### [TO DO]
Say how many lines contain "name"; the answer is the number alone.

-- Begin --

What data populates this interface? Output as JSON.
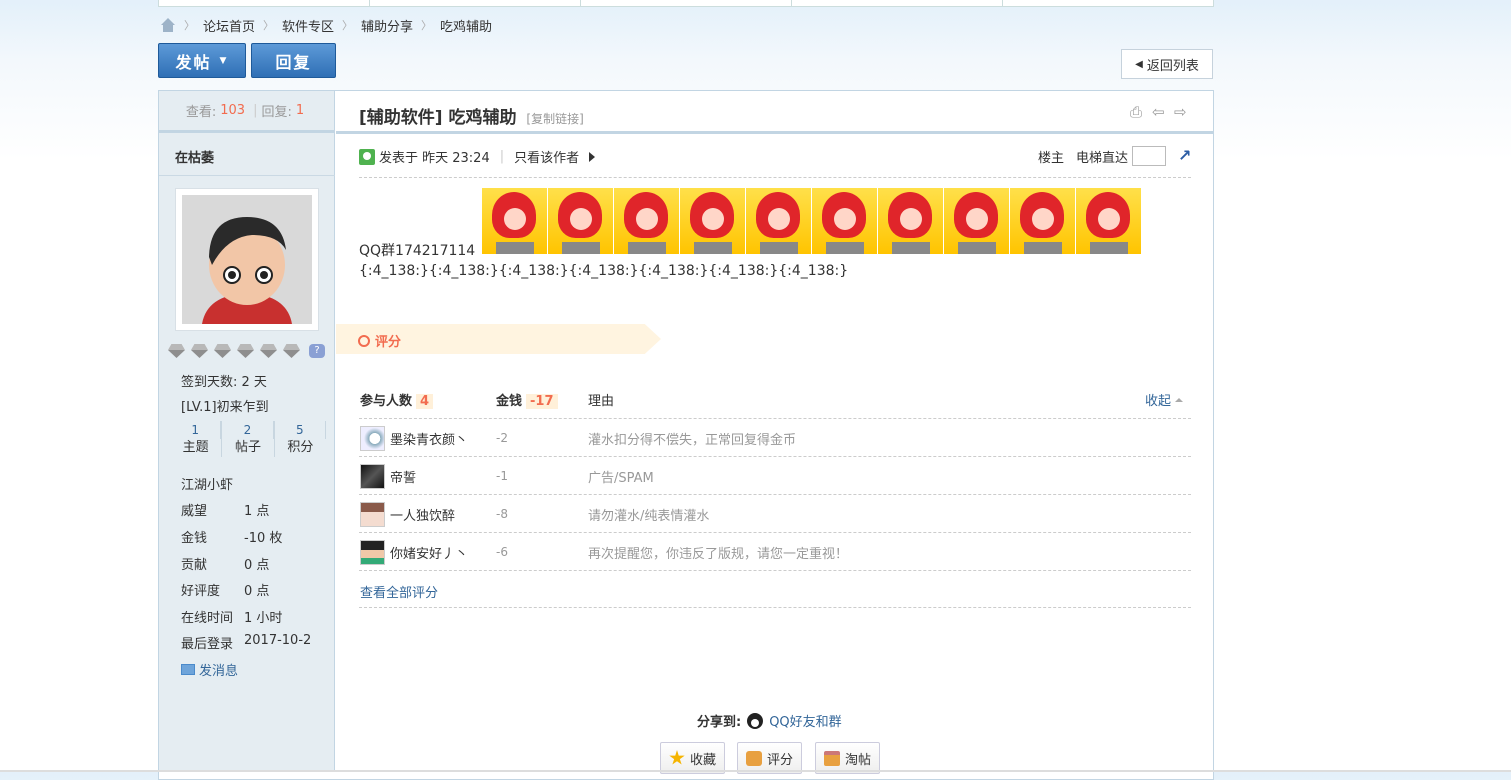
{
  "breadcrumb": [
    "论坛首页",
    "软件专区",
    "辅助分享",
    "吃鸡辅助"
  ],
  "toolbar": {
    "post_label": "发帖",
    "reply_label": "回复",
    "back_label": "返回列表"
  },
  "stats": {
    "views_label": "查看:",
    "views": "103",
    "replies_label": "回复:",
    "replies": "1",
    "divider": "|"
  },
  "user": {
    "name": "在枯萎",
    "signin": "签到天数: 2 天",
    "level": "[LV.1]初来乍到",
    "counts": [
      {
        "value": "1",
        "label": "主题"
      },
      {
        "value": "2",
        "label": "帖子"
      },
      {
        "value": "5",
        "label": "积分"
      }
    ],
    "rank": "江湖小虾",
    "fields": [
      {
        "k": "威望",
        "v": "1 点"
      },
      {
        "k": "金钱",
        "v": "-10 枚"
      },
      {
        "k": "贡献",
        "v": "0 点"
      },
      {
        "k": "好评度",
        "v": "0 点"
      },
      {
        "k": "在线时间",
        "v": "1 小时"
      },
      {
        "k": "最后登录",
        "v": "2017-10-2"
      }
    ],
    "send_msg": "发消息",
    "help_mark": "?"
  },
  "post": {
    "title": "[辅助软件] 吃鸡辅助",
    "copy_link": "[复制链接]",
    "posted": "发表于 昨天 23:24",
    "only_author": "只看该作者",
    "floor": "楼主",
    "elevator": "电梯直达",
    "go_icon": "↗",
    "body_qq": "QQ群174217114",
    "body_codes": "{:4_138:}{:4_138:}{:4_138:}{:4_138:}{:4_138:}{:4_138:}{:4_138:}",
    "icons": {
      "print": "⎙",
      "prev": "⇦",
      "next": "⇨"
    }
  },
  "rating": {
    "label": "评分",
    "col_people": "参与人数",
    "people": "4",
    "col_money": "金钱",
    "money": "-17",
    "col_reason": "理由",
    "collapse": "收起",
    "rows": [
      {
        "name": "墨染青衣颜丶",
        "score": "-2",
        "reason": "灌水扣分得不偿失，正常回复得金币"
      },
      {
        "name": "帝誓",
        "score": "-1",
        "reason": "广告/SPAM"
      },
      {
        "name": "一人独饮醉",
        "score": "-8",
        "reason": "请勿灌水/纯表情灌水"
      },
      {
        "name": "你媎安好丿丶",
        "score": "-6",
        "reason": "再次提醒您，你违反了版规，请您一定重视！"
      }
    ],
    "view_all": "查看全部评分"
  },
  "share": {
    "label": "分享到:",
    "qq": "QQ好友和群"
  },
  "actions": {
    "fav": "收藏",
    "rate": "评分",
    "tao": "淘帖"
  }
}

-- End --

### [IN RESPONSE]
5